Task to complete.
Please extract every line of the material below that contains the word "применение".

━━━━

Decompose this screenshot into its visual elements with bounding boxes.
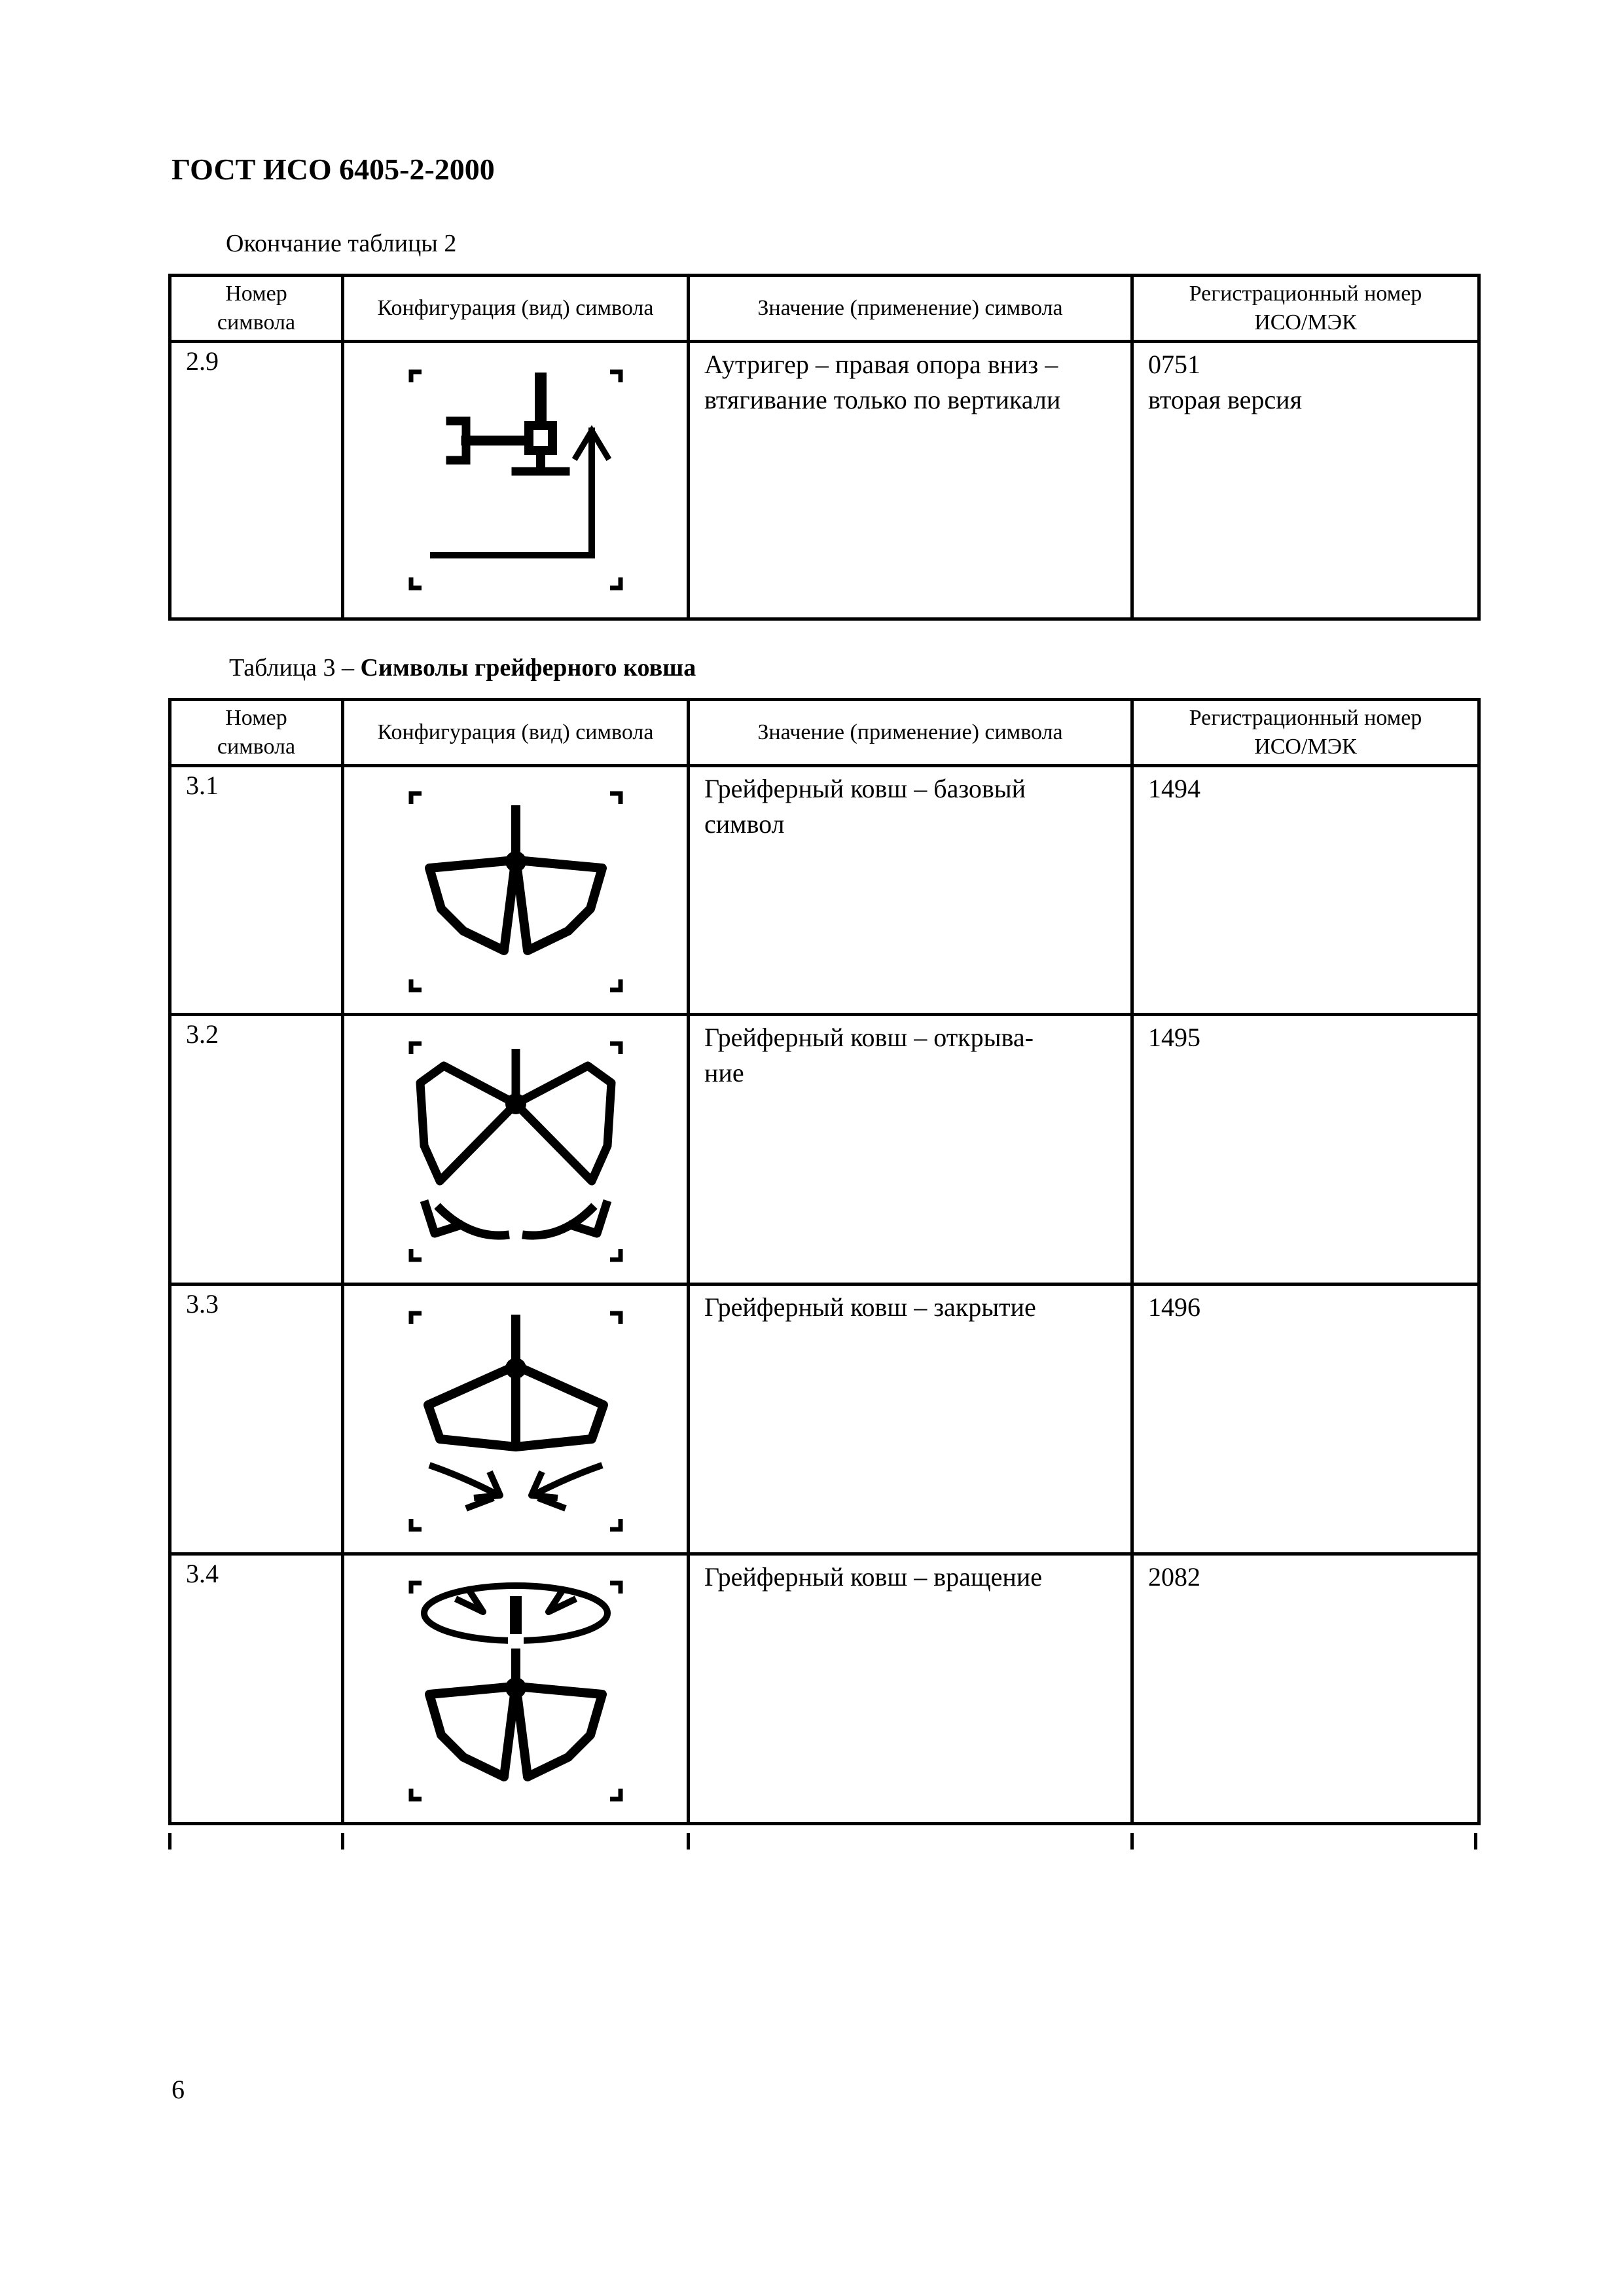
table-row	[170, 1554, 1479, 1824]
registration-number: 0751 вторая версия	[1132, 342, 1479, 619]
symbol-meaning: Грейферный ковш – базовый символ	[689, 766, 1132, 1015]
registration-number: 2082	[1132, 1554, 1479, 1824]
table3-caption: Таблица 3 – Символы грейферного ковша	[229, 654, 696, 682]
symbol-number: 3.3	[170, 1285, 343, 1554]
symbol-number: 3.4	[170, 1554, 343, 1824]
document-header: ГОСТ ИСО 6405-2-2000	[171, 153, 495, 186]
table-row	[170, 342, 1479, 619]
outrigger-right-down-vertical-icon	[398, 359, 634, 601]
symbol-meaning: Грейферный ковш – открыва- ние	[689, 1015, 1132, 1285]
table-continuation-line	[1474, 1833, 1477, 1850]
symbol-cell	[343, 766, 689, 1015]
col-header-config: Конфигурация (вид) символа	[343, 276, 689, 342]
table-continuation-line	[1130, 1833, 1134, 1850]
symbol-number: 3.1	[170, 766, 343, 1015]
table-row	[170, 1285, 1479, 1554]
col-header-number: Номер символа	[170, 276, 343, 342]
table2	[168, 274, 1481, 621]
table-continuation-line	[687, 1833, 690, 1850]
table3-header-row	[170, 700, 1479, 766]
grab-bucket-basic-icon	[398, 780, 634, 1003]
symbol-cell	[343, 342, 689, 619]
symbol-cell	[343, 1285, 689, 1554]
symbol-meaning: Аутригер – правая опора вниз – втягивание только по вертикали	[689, 342, 1132, 619]
table3	[168, 698, 1481, 1825]
page-number: 6	[171, 2075, 185, 2104]
symbol-number: 2.9	[170, 342, 343, 619]
symbol-cell	[343, 1015, 689, 1285]
table-continuation-line	[341, 1833, 344, 1850]
table-row	[170, 766, 1479, 1015]
col-header-meaning: Значение (применение) символа	[689, 276, 1132, 342]
table-continuation-line	[168, 1833, 171, 1850]
table2-header-row	[170, 276, 1479, 342]
table2-caption: Окончание таблицы 2	[226, 230, 457, 257]
table-row	[170, 1015, 1479, 1285]
registration-number: 1496	[1132, 1285, 1479, 1554]
grab-bucket-opening-icon	[398, 1030, 634, 1273]
col-header-config: Конфигурация (вид) символа	[343, 700, 689, 766]
grab-bucket-closing-icon	[398, 1300, 634, 1542]
symbol-meaning: Грейферный ковш – закрытие	[689, 1285, 1132, 1554]
col-header-reg: Регистрационный номер ИСО/МЭК	[1132, 700, 1479, 766]
col-header-meaning: Значение (применение) символа	[689, 700, 1132, 766]
registration-number: 1495	[1132, 1015, 1479, 1285]
symbol-number: 3.2	[170, 1015, 343, 1285]
symbol-meaning: Грейферный ковш – вращение	[689, 1554, 1132, 1824]
col-header-reg: Регистрационный номер ИСО/МЭК	[1132, 276, 1479, 342]
symbol-cell	[343, 1554, 689, 1824]
grab-bucket-rotation-icon	[398, 1570, 634, 1812]
registration-number: 1494	[1132, 766, 1479, 1015]
col-header-number: Номер символа	[170, 700, 343, 766]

━━━━

Solution to this problem.
col-header-meaning: Значение (применение) символа	[689, 276, 1132, 342]
col-header-meaning: Значение (применение) символа	[689, 700, 1132, 766]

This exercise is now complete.